## Supplied material:
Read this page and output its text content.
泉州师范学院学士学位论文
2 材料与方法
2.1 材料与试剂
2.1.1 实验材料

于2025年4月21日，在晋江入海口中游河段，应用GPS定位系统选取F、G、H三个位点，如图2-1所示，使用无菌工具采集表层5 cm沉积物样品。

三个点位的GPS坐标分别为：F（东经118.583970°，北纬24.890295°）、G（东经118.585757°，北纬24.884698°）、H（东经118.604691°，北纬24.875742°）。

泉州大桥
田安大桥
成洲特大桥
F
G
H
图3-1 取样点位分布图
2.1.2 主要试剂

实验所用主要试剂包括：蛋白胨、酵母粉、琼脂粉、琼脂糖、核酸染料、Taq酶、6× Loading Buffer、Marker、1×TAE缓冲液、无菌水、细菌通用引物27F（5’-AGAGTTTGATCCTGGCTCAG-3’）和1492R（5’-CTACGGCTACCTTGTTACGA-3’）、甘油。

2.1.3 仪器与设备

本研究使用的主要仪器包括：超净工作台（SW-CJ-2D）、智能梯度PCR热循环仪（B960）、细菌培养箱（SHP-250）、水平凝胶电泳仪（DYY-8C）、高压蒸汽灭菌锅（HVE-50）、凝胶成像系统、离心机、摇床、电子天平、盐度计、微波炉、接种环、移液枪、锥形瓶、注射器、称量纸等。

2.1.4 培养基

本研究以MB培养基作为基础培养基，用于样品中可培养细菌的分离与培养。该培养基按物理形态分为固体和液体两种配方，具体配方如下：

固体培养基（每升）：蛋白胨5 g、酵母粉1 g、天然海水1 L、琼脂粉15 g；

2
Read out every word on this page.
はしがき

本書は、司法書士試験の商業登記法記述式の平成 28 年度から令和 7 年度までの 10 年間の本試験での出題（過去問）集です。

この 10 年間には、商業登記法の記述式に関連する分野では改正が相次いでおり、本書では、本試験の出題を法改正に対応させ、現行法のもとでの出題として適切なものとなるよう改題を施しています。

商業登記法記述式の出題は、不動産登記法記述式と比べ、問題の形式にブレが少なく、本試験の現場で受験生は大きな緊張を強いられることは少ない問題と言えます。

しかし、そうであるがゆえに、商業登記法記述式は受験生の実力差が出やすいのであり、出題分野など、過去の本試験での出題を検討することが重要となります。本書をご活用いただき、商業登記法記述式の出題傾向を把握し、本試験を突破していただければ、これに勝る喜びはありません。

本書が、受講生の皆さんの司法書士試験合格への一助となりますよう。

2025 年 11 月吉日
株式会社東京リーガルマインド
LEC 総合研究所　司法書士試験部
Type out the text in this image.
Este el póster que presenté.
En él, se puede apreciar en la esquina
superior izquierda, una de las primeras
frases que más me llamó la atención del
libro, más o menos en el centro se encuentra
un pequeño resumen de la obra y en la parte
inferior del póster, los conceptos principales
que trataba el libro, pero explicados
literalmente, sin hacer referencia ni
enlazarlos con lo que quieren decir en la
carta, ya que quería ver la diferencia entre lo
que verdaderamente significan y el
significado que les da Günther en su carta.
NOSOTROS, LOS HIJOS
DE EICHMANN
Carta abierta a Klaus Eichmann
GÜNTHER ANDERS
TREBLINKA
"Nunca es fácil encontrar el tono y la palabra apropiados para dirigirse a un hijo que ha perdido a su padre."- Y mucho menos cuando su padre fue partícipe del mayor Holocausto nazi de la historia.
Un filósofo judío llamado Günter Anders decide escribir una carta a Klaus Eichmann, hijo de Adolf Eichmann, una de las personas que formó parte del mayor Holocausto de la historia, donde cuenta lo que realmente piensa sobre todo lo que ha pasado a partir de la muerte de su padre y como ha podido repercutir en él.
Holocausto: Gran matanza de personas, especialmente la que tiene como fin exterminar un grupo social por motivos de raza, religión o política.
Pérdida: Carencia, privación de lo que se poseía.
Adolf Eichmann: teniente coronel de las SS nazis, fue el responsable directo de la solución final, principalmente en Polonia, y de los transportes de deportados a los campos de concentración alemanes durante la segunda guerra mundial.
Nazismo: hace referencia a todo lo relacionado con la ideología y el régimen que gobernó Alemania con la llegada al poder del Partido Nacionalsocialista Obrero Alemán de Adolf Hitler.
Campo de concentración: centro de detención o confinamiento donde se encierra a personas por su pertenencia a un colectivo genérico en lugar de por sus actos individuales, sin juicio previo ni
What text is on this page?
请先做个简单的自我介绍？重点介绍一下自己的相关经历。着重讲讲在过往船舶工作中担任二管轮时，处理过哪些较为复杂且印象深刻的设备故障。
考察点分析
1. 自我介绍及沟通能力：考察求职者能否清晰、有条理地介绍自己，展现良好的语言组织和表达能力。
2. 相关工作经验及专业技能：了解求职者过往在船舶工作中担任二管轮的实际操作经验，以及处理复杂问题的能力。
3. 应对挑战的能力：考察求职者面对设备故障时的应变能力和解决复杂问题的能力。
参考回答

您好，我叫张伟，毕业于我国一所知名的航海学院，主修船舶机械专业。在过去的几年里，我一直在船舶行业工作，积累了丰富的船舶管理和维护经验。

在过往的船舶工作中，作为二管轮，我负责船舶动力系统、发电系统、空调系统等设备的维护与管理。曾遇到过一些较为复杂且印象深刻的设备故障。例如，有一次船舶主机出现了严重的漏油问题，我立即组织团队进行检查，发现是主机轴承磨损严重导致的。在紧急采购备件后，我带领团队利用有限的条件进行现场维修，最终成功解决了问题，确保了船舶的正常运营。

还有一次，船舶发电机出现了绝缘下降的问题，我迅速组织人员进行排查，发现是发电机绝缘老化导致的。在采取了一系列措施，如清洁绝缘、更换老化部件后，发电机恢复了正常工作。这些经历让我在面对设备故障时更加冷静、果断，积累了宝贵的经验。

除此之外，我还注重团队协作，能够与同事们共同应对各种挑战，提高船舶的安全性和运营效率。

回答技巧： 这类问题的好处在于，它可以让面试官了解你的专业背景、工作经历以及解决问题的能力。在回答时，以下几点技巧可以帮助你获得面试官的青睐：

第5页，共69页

## Problem statement:
Word for word, extract all the records.

## Expected answer:
Read this page and output its text content.
泉州师范学院学士学位论文
2 材料与方法
2.1 材料与试剂
2.1.1 实验材料

于2025年4月21日，在晋江入海口中游河段，应用GPS定位系统选取F、G、H三个位点，如图2-1所示，使用无菌工具采集表层5 cm沉积物样品。

三个点位的GPS坐标分别为：F（东经118.583970°，北纬24.890295°）、G（东经118.585757°，北纬24.884698°）、H（东经118.604691°，北纬24.875742°）。

泉州大桥
田安大桥
成洲特大桥
F
G
H
图3-1 取样点位分布图
2.1.2 主要试剂

实验所用主要试剂包括：蛋白胨、酵母粉、琼脂粉、琼脂糖、核酸染料、Taq酶、6× Loading Buffer、Marker、1×TAE缓冲液、无菌水、细菌通用引物27F（5’-AGAGTTTGATCCTGGCTCAG-3’）和1492R（5’-CTACGGCTACCTTGTTACGA-3’）、甘油。

2.1.3 仪器与设备

本研究使用的主要仪器包括：超净工作台（SW-CJ-2D）、智能梯度PCR热循环仪（B960）、细菌培养箱（SHP-250）、水平凝胶电泳仪（DYY-8C）、高压蒸汽灭菌锅（HVE-50）、凝胶成像系统、离心机、摇床、电子天平、盐度计、微波炉、接种环、移液枪、锥形瓶、注射器、称量纸等。

2.1.4 培养基

本研究以MB培养基作为基础培养基，用于样品中可培养细菌的分离与培养。该培养基按物理形态分为固体和液体两种配方，具体配方如下：

固体培养基（每升）：蛋白胨5 g、酵母粉1 g、天然海水1 L、琼脂粉15 g；

2
Read out every word on this page.
はしがき

本書は、司法書士試験の商業登記法記述式の平成 28 年度から令和 7 年度までの 10 年間の本試験での出題（過去問）集です。

この 10 年間には、商業登記法の記述式に関連する分野では改正が相次いでおり、本書では、本試験の出題を法改正に対応させ、現行法のもとでの出題として適切なものとなるよう改題を施しています。

商業登記法記述式の出題は、不動産登記法記述式と比べ、問題の形式にブレが少なく、本試験の現場で受験生は大きな緊張を強いられることは少ない問題と言えます。

しかし、そうであるがゆえに、商業登記法記述式は受験生の実力差が出やすいのであり、出題分野など、過去の本試験での出題を検討することが重要となります。本書をご活用いただき、商業登記法記述式の出題傾向を把握し、本試験を突破していただければ、これに勝る喜びはありません。

本書が、受講生の皆さんの司法書士試験合格への一助となりますよう。

2025 年 11 月吉日
株式会社東京リーガルマインド
LEC 総合研究所　司法書士試験部
Type out the text in this image.
Este el póster que presenté.
En él, se puede apreciar en la esquina
superior izquierda, una de las primeras
frases que más me llamó la atención del
libro, más o menos en el centro se encuentra
un pequeño resumen de la obra y en la parte
inferior del póster, los conceptos principales
que trataba el libro, pero explicados
literalmente, sin hacer referencia ni
enlazarlos con lo que quieren decir en la
carta, ya que quería ver la diferencia entre lo
que verdaderamente significan y el
significado que les da Günther en su carta.
NOSOTROS, LOS HIJOS
DE EICHMANN
Carta abierta a Klaus Eichmann
GÜNTHER ANDERS
TREBLINKA
"Nunca es fácil encontrar el tono y la palabra apropiados para dirigirse a un hijo que ha perdido a su padre."- Y mucho menos cuando su padre fue partícipe del mayor Holocausto nazi de la historia.
Un filósofo judío llamado Günter Anders decide escribir una carta a Klaus Eichmann, hijo de Adolf Eichmann, una de las personas que formó parte del mayor Holocausto de la historia, donde cuenta lo que realmente piensa sobre todo lo que ha pasado a partir de la muerte de su padre y como ha podido repercutir en él.
Holocausto: Gran matanza de personas, especialmente la que tiene como fin exterminar un grupo social por motivos de raza, religión o política.
Pérdida: Carencia, privación de lo que se poseía.
Adolf Eichmann: teniente coronel de las SS nazis, fue el responsable directo de la solución final, principalmente en Polonia, y de los transportes de deportados a los campos de concentración alemanes durante la segunda guerra mundial.
Nazismo: hace referencia a todo lo relacionado con la ideología y el régimen que gobernó Alemania con la llegada al poder del Partido Nacionalsocialista Obrero Alemán de Adolf Hitler.
Campo de concentración: centro de detención o confinamiento donde se encierra a personas por su pertenencia a un colectivo genérico en lugar de por sus actos individuales, sin juicio previo ni
What text is on this page?
请先做个简单的自我介绍？重点介绍一下自己的相关经历。着重讲讲在过往船舶工作中担任二管轮时，处理过哪些较为复杂且印象深刻的设备故障。
考察点分析
1. 自我介绍及沟通能力：考察求职者能否清晰、有条理地介绍自己，展现良好的语言组织和表达能力。
2. 相关工作经验及专业技能：了解求职者过往在船舶工作中担任二管轮的实际操作经验，以及处理复杂问题的能力。
3. 应对挑战的能力：考察求职者面对设备故障时的应变能力和解决复杂问题的能力。
参考回答

您好，我叫张伟，毕业于我国一所知名的航海学院，主修船舶机械专业。在过去的几年里，我一直在船舶行业工作，积累了丰富的船舶管理和维护经验。

在过往的船舶工作中，作为二管轮，我负责船舶动力系统、发电系统、空调系统等设备的维护与管理。曾遇到过一些较为复杂且印象深刻的设备故障。例如，有一次船舶主机出现了严重的漏油问题，我立即组织团队进行检查，发现是主机轴承磨损严重导致的。在紧急采购备件后，我带领团队利用有限的条件进行现场维修，最终成功解决了问题，确保了船舶的正常运营。

还有一次，船舶发电机出现了绝缘下降的问题，我迅速组织人员进行排查，发现是发电机绝缘老化导致的。在采取了一系列措施，如清洁绝缘、更换老化部件后，发电机恢复了正常工作。这些经历让我在面对设备故障时更加冷静、果断，积累了宝贵的经验。

除此之外，我还注重团队协作，能够与同事们共同应对各种挑战，提高船舶的安全性和运营效率。

回答技巧： 这类问题的好处在于，它可以让面试官了解你的专业背景、工作经历以及解决问题的能力。在回答时，以下几点技巧可以帮助你获得面试官的青睐：

第5页，共69页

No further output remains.